Write out the entire listing below exactly as it appears, minus any pictures.

## Information shown
— Begin —
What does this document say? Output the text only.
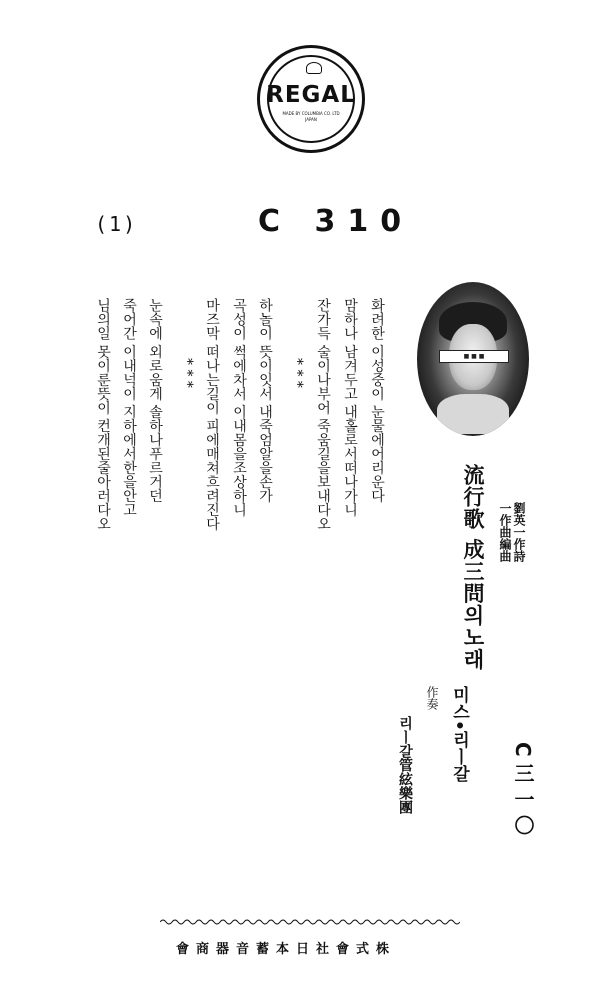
REGAL
MADE BY COLUMBIA CO. LTD
JAPAN
(1)	C 310
■ ■ ■
流行歌 成三問의노래 劉英一作詩
一作曲編曲
미스•리ㅣ갈
作奏
리ㅣ갈管絃樂團	C三一〇
화려한 이성중이 눈물에어리운다
맘하나 남겨두고 내홀로서떠나가니
잔가득 술이나부어 죽움길을보내다오
* * *
하놀이 뜻이잇서 내죽엄알을손가
곡성이 썩에차서 이내몸을조상하니
마즈막 떠나는길이 피에매쳐흐려진다
* * *
눈속에 외로움게 솔하나푸르거던
죽어간 이내넉이 지하에서한을안고
님의일 못이룬뜻이 컨개된줄아러다오
株式會社日本蓄音器商會
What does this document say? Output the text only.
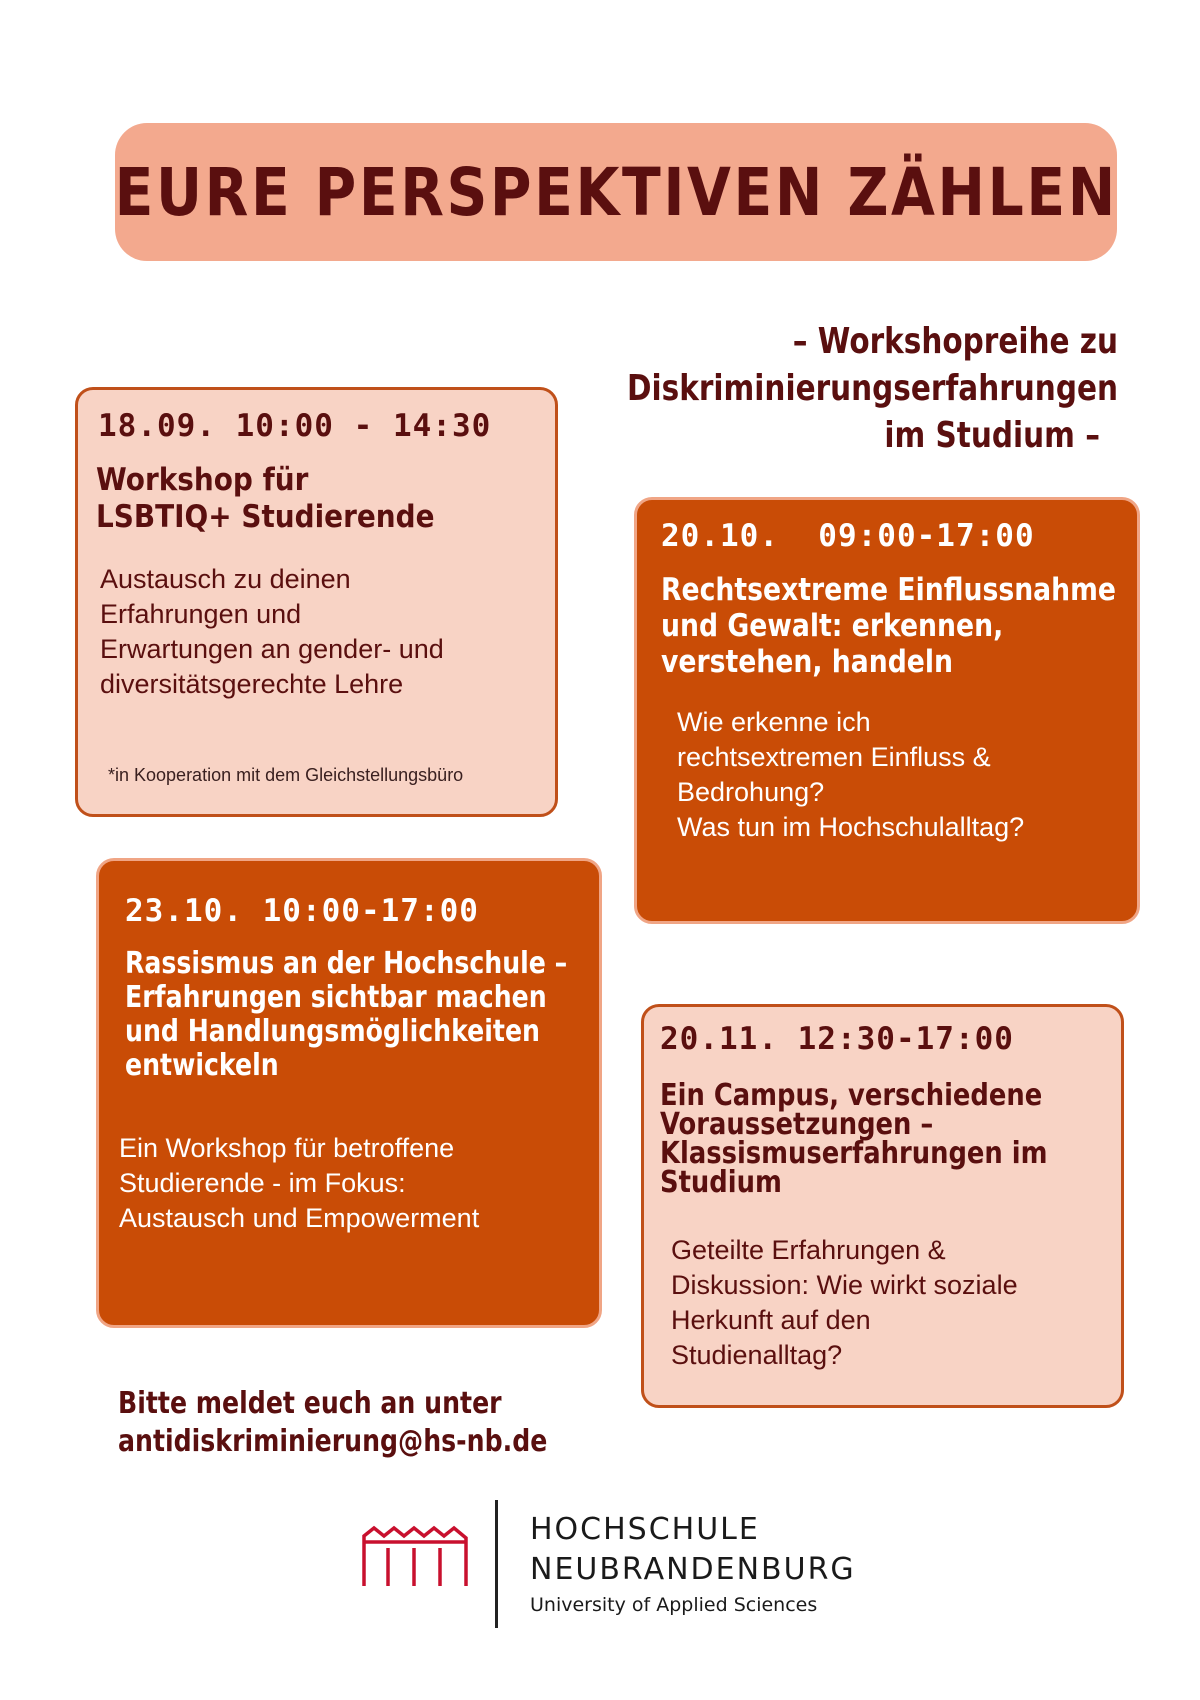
EURE PERSPEKTIVEN ZÄHLEN
– Workshopreihe zu
Diskriminierungserfahrungen
im Studium –
18.09. 10:00 - 14:30
Workshop für
LSBTIQ+ Studierende
Austausch zu deinen
Erfahrungen und
Erwartungen an gender- und
diversitätsgerechte Lehre
*in Kooperation mit dem Gleichstellungsbüro
20.10.  09:00-17:00
Rechtsextreme Einflussnahme
und Gewalt: erkennen,
verstehen, handeln
Wie erkenne ich
rechtsextremen Einfluss &
Bedrohung?
Was tun im Hochschulalltag?
23.10. 10:00-17:00
Rassismus an der Hochschule –
Erfahrungen sichtbar machen
und Handlungsmöglichkeiten
entwickeln
Ein Workshop für betroffene
Studierende - im Fokus:
Austausch und Empowerment
20.11. 12:30-17:00
Ein Campus, verschiedene
Voraussetzungen –
Klassismuserfahrungen im
Studium
Geteilte Erfahrungen &
Diskussion: Wie wirkt soziale
Herkunft auf den
Studienalltag?
Bitte meldet euch an unter
antidiskriminierung@hs-nb.de
HOCHSCHULE
NEUBRANDENBURG
University of Applied Sciences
— End —
## Expected answer
What does this document say? Output the text only.
REGAL
MADE BY COLUMBIA CO. LTD
JAPAN
(1)	C 310
■ ■ ■
流行歌 成三問의노래 劉英一作詩
一作曲編曲
미스•리ㅣ갈
作奏
리ㅣ갈管絃樂團	C三一〇
화려한 이성중이 눈물에어리운다
맘하나 남겨두고 내홀로서떠나가니
잔가득 술이나부어 죽움길을보내다오
* * *
하놀이 뜻이잇서 내죽엄알을손가
곡성이 썩에차서 이내몸을조상하니
마즈막 떠나는길이 피에매쳐흐려진다
* * *
눈속에 외로움게 솔하나푸르거던
죽어간 이내넉이 지하에서한을안고
님의일 못이룬뜻이 컨개된줄아러다오
株式會社日本蓄音器商會
What does this document say? Output the text only.
EURE PERSPEKTIVEN ZÄHLEN
– Workshopreihe zu
Diskriminierungserfahrungen
im Studium –
18.09. 10:00 - 14:30
Workshop für
LSBTIQ+ Studierende
Austausch zu deinen
Erfahrungen und
Erwartungen an gender- und
diversitätsgerechte Lehre
*in Kooperation mit dem Gleichstellungsbüro
20.10.  09:00-17:00
Rechtsextreme Einflussnahme
und Gewalt: erkennen,
verstehen, handeln
Wie erkenne ich
rechtsextremen Einfluss &
Bedrohung?
Was tun im Hochschulalltag?
23.10. 10:00-17:00
Rassismus an der Hochschule –
Erfahrungen sichtbar machen
und Handlungsmöglichkeiten
entwickeln
Ein Workshop für betroffene
Studierende - im Fokus:
Austausch und Empowerment
20.11. 12:30-17:00
Ein Campus, verschiedene
Voraussetzungen –
Klassismuserfahrungen im
Studium
Geteilte Erfahrungen &
Diskussion: Wie wirkt soziale
Herkunft auf den
Studienalltag?
Bitte meldet euch an unter
antidiskriminierung@hs-nb.de
HOCHSCHULE
NEUBRANDENBURG
University of Applied Sciences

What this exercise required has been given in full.